→ Data
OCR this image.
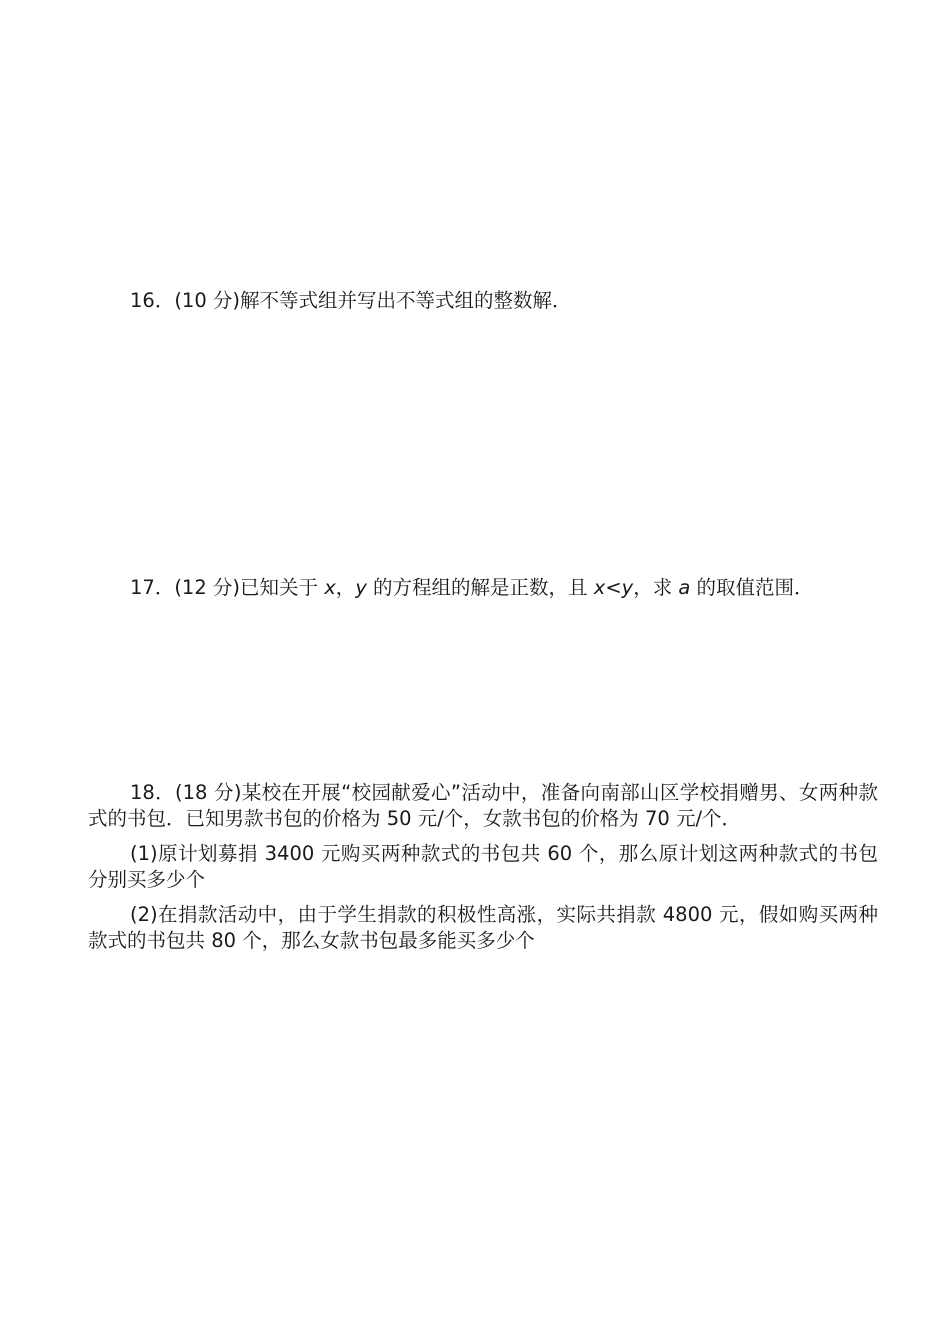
16．(10 分)解不等式组并写出不等式组的整数解．

17．(12 分)已知关于 x，y 的方程组的解是正数，且 x<y，求 a 的取值范围．

18．(18 分)某校在开展“校园献爱心”活动中，准备向南部山区学校捐赠男、女两种款式的书包．已知男款书包的价格为 50 元/个，女款书包的价格为 70 元/个．

(1)原计划募捐 3400 元购买两种款式的书包共 60 个，那么原计划这两种款式的书包分别买多少个

(2)在捐款活动中，由于学生捐款的积极性高涨，实际共捐款 4800 元，假如购买两种款式的书包共 80 个，那么女款书包最多能买多少个
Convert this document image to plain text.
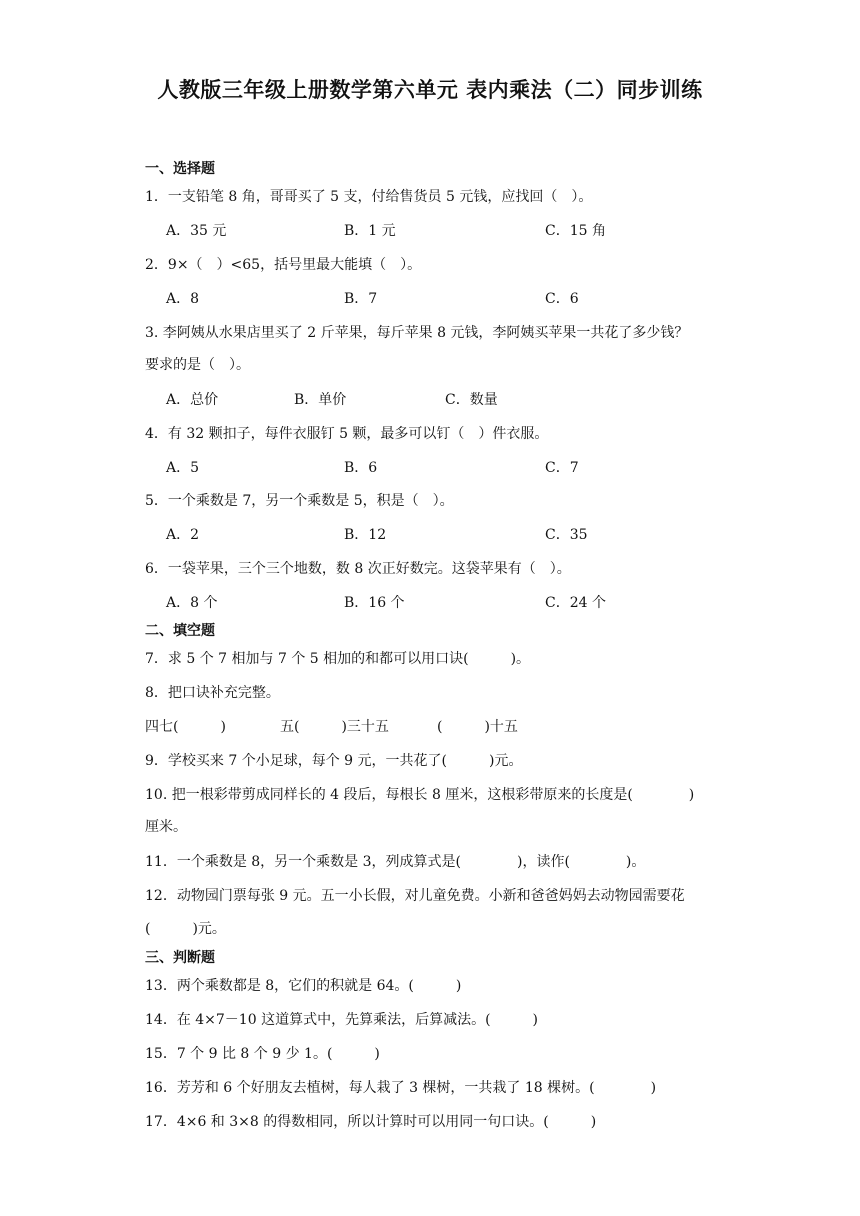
人教版三年级上册数学第六单元 表内乘法（二）同步训练
一、选择题
1．一支铅笔 8 角，哥哥买了 5 支，付给售货员 5 元钱，应找回（　）。
A．35 元	B．1 元	C．15 角
2．9×（　）<65，括号里最大能填（　）。
A．8	B．7	C．6
3. 李阿姨从水果店里买了 2 斤苹果，每斤苹果 8 元钱，李阿姨买苹果一共花了多少钱？
要求的是（　）。
A．总价	B．单价	C．数量
4．有 32 颗扣子，每件衣服钉 5 颗，最多可以钉（　）件衣服。
A．5	B．6	C．7
5．一个乘数是 7，另一个乘数是 5，积是（　）。
A．2	B．12	C．35
6．一袋苹果，三个三个地数，数 8 次正好数完。这袋苹果有（　）。
A．8 个	B．16 个	C．24 个
二、填空题
7．求 5 个 7 相加与 7 个 5 相加的和都可以用口诀(　　　)。
8．把口诀补充完整。
四七(　　　)	五(　　　)三十五	(　　　)十五
9．学校买来 7 个小足球，每个 9 元，一共花了(　　　)元。
10. 把一根彩带剪成同样长的 4 段后，每根长 8 厘米，这根彩带原来的长度是(　　　　)
厘米。
11．一个乘数是 8，另一个乘数是 3，列成算式是(　　　　)，读作(　　　　)。
12．动物园门票每张 9 元。五一小长假，对儿童免费。小新和爸爸妈妈去动物园需要花
(　　　)元。
三、判断题
13．两个乘数都是 8，它们的积就是 64。(　　　)
14．在 4×7－10 这道算式中，先算乘法，后算减法。(　　　)
15．7 个 9 比 8 个 9 少 1。(　　　)
16．芳芳和 6 个好朋友去植树，每人栽了 3 棵树，一共栽了 18 棵树。(　　　　)
17．4×6 和 3×8 的得数相同，所以计算时可以用同一句口诀。(　　　)
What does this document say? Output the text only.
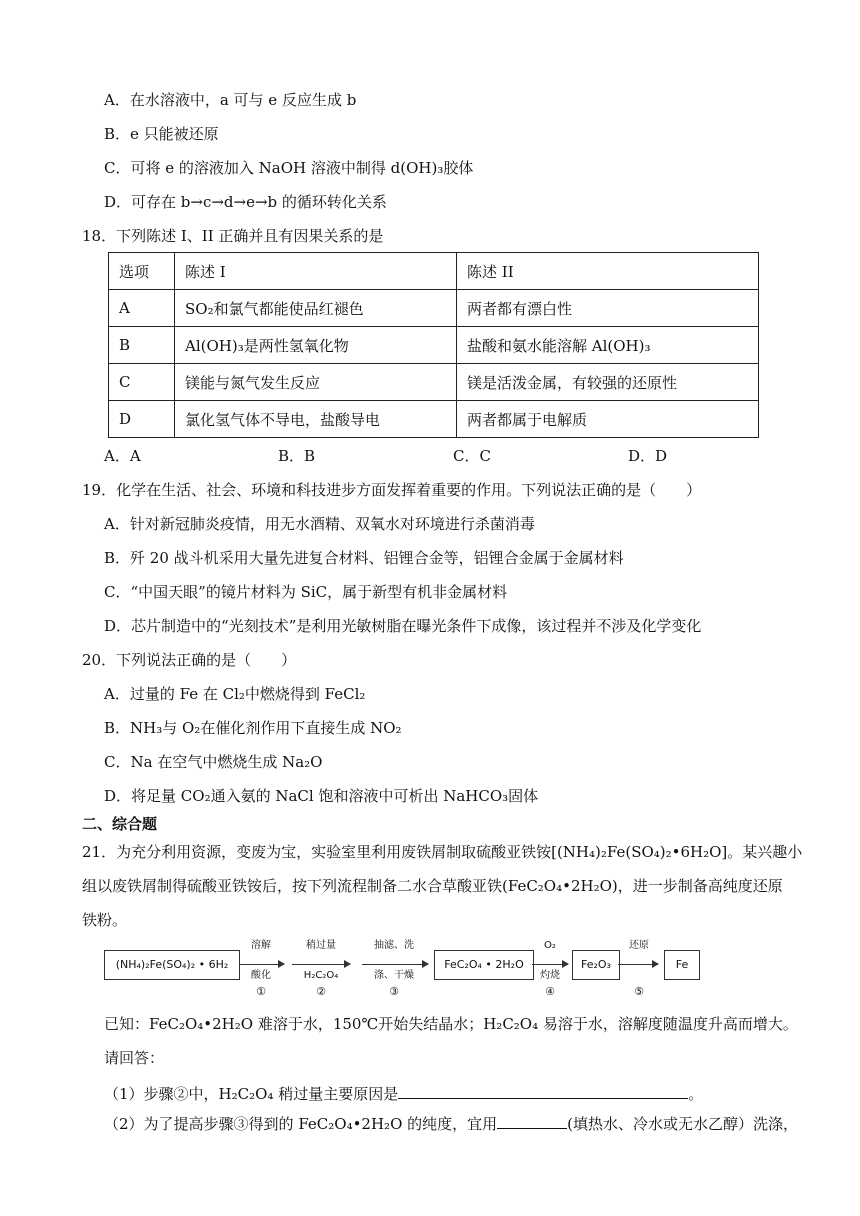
A．在水溶液中，a 可与 e 反应生成 b
B．e 只能被还原
C．可将 e 的溶液加入 NaOH 溶液中制得 d(OH)₃胶体
D．可存在 b→c→d→e→b 的循环转化关系
18．下列陈述 I、II 正确并且有因果关系的是
选项	陈述 I	陈述 II
A	SO₂和氯气都能使品红褪色	两者都有漂白性
B	Al(OH)₃是两性氢氧化物	盐酸和氨水能溶解 Al(OH)₃
C	镁能与氮气发生反应	镁是活泼金属，有较强的还原性
D	氯化氢气体不导电，盐酸导电	两者都属于电解质
A．A	B．B	C．C	D．D
19．化学在生活、社会、环境和科技进步方面发挥着重要的作用。下列说法正确的是（　　）
A．针对新冠肺炎疫情，用无水酒精、双氧水对环境进行杀菌消毒
B．歼 20 战斗机采用大量先进复合材料、铝锂合金等，铝锂合金属于金属材料
C．“中国天眼”的镜片材料为 SiC，属于新型有机非金属材料
D．芯片制造中的“光刻技术”是利用光敏树脂在曝光条件下成像，该过程并不涉及化学变化
20．下列说法正确的是（　　）
A．过量的 Fe 在 Cl₂中燃烧得到 FeCl₂
B．NH₃与 O₂在催化剂作用下直接生成 NO₂
C．Na 在空气中燃烧生成 Na₂O
D．将足量 CO₂通入氨的 NaCl 饱和溶液中可析出 NaHCO₃固体
二、综合题
21．为充分利用资源，变废为宝，实验室里利用废铁屑制取硫酸亚铁铵[(NH₄)₂Fe(SO₄)₂•6H₂O]。某兴趣小
组以废铁屑制得硫酸亚铁铵后，按下列流程制备二水合草酸亚铁(FeC₂O₄•2H₂O)，进一步制备高纯度还原
铁粉。
(NH₄)₂Fe(SO₄)₂ • 6H₂
溶解
酸化
①
稍过量
H₂C₂O₄
②
抽滤、洗
涤、干燥
③
FeC₂O₄ • 2H₂O
O₂
灼烧
④
Fe₂O₃
还原
⑤
Fe
已知：FeC₂O₄•2H₂O 难溶于水，150℃开始失结晶水；H₂C₂O₄ 易溶于水，溶解度随温度升高而增大。
请回答：
（1）步骤②中，H₂C₂O₄ 稍过量主要原因是	。
（2）为了提高步骤③得到的 FeC₂O₄•2H₂O 的纯度，宜用	(填热水、冷水或无水乙醇）洗涤，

→ Task statement
Make an exact copy of every entry above, minus the images.

→ Complete output
OCR this image.
16．(10 分)解不等式组并写出不等式组的整数解．

17．(12 分)已知关于 x，y 的方程组的解是正数，且 x<y，求 a 的取值范围．

18．(18 分)某校在开展“校园献爱心”活动中，准备向南部山区学校捐赠男、女两种款式的书包．已知男款书包的价格为 50 元/个，女款书包的价格为 70 元/个．

(1)原计划募捐 3400 元购买两种款式的书包共 60 个，那么原计划这两种款式的书包分别买多少个

(2)在捐款活动中，由于学生捐款的积极性高涨，实际共捐款 4800 元，假如购买两种款式的书包共 80 个，那么女款书包最多能买多少个
Convert this document image to plain text.
人教版三年级上册数学第六单元 表内乘法（二）同步训练
一、选择题
1．一支铅笔 8 角，哥哥买了 5 支，付给售货员 5 元钱，应找回（　）。
A．35 元	B．1 元	C．15 角
2．9×（　）<65，括号里最大能填（　）。
A．8	B．7	C．6
3. 李阿姨从水果店里买了 2 斤苹果，每斤苹果 8 元钱，李阿姨买苹果一共花了多少钱？
要求的是（　）。
A．总价	B．单价	C．数量
4．有 32 颗扣子，每件衣服钉 5 颗，最多可以钉（　）件衣服。
A．5	B．6	C．7
5．一个乘数是 7，另一个乘数是 5，积是（　）。
A．2	B．12	C．35
6．一袋苹果，三个三个地数，数 8 次正好数完。这袋苹果有（　）。
A．8 个	B．16 个	C．24 个
二、填空题
7．求 5 个 7 相加与 7 个 5 相加的和都可以用口诀(　　　)。
8．把口诀补充完整。
四七(　　　)	五(　　　)三十五	(　　　)十五
9．学校买来 7 个小足球，每个 9 元，一共花了(　　　)元。
10. 把一根彩带剪成同样长的 4 段后，每根长 8 厘米，这根彩带原来的长度是(　　　　)
厘米。
11．一个乘数是 8，另一个乘数是 3，列成算式是(　　　　)，读作(　　　　)。
12．动物园门票每张 9 元。五一小长假，对儿童免费。小新和爸爸妈妈去动物园需要花
(　　　)元。
三、判断题
13．两个乘数都是 8，它们的积就是 64。(　　　)
14．在 4×7－10 这道算式中，先算乘法，后算减法。(　　　)
15．7 个 9 比 8 个 9 少 1。(　　　)
16．芳芳和 6 个好朋友去植树，每人栽了 3 棵树，一共栽了 18 棵树。(　　　　)
17．4×6 和 3×8 的得数相同，所以计算时可以用同一句口诀。(　　　)
What does this document say? Output the text only.
A．在水溶液中，a 可与 e 反应生成 b
B．e 只能被还原
C．可将 e 的溶液加入 NaOH 溶液中制得 d(OH)₃胶体
D．可存在 b→c→d→e→b 的循环转化关系
18．下列陈述 I、II 正确并且有因果关系的是
选项	陈述 I	陈述 II
A	SO₂和氯气都能使品红褪色	两者都有漂白性
B	Al(OH)₃是两性氢氧化物	盐酸和氨水能溶解 Al(OH)₃
C	镁能与氮气发生反应	镁是活泼金属，有较强的还原性
D	氯化氢气体不导电，盐酸导电	两者都属于电解质
A．A	B．B	C．C	D．D
19．化学在生活、社会、环境和科技进步方面发挥着重要的作用。下列说法正确的是（　　）
A．针对新冠肺炎疫情，用无水酒精、双氧水对环境进行杀菌消毒
B．歼 20 战斗机采用大量先进复合材料、铝锂合金等，铝锂合金属于金属材料
C．“中国天眼”的镜片材料为 SiC，属于新型有机非金属材料
D．芯片制造中的“光刻技术”是利用光敏树脂在曝光条件下成像，该过程并不涉及化学变化
20．下列说法正确的是（　　）
A．过量的 Fe 在 Cl₂中燃烧得到 FeCl₂
B．NH₃与 O₂在催化剂作用下直接生成 NO₂
C．Na 在空气中燃烧生成 Na₂O
D．将足量 CO₂通入氨的 NaCl 饱和溶液中可析出 NaHCO₃固体
二、综合题
21．为充分利用资源，变废为宝，实验室里利用废铁屑制取硫酸亚铁铵[(NH₄)₂Fe(SO₄)₂•6H₂O]。某兴趣小
组以废铁屑制得硫酸亚铁铵后，按下列流程制备二水合草酸亚铁(FeC₂O₄•2H₂O)，进一步制备高纯度还原
铁粉。
(NH₄)₂Fe(SO₄)₂ • 6H₂
溶解
酸化
①
稍过量
H₂C₂O₄
②
抽滤、洗
涤、干燥
③
FeC₂O₄ • 2H₂O
O₂
灼烧
④
Fe₂O₃
还原
⑤
Fe
已知：FeC₂O₄•2H₂O 难溶于水，150℃开始失结晶水；H₂C₂O₄ 易溶于水，溶解度随温度升高而增大。
请回答：
（1）步骤②中，H₂C₂O₄ 稍过量主要原因是	。
（2）为了提高步骤③得到的 FeC₂O₄•2H₂O 的纯度，宜用	(填热水、冷水或无水乙醇）洗涤，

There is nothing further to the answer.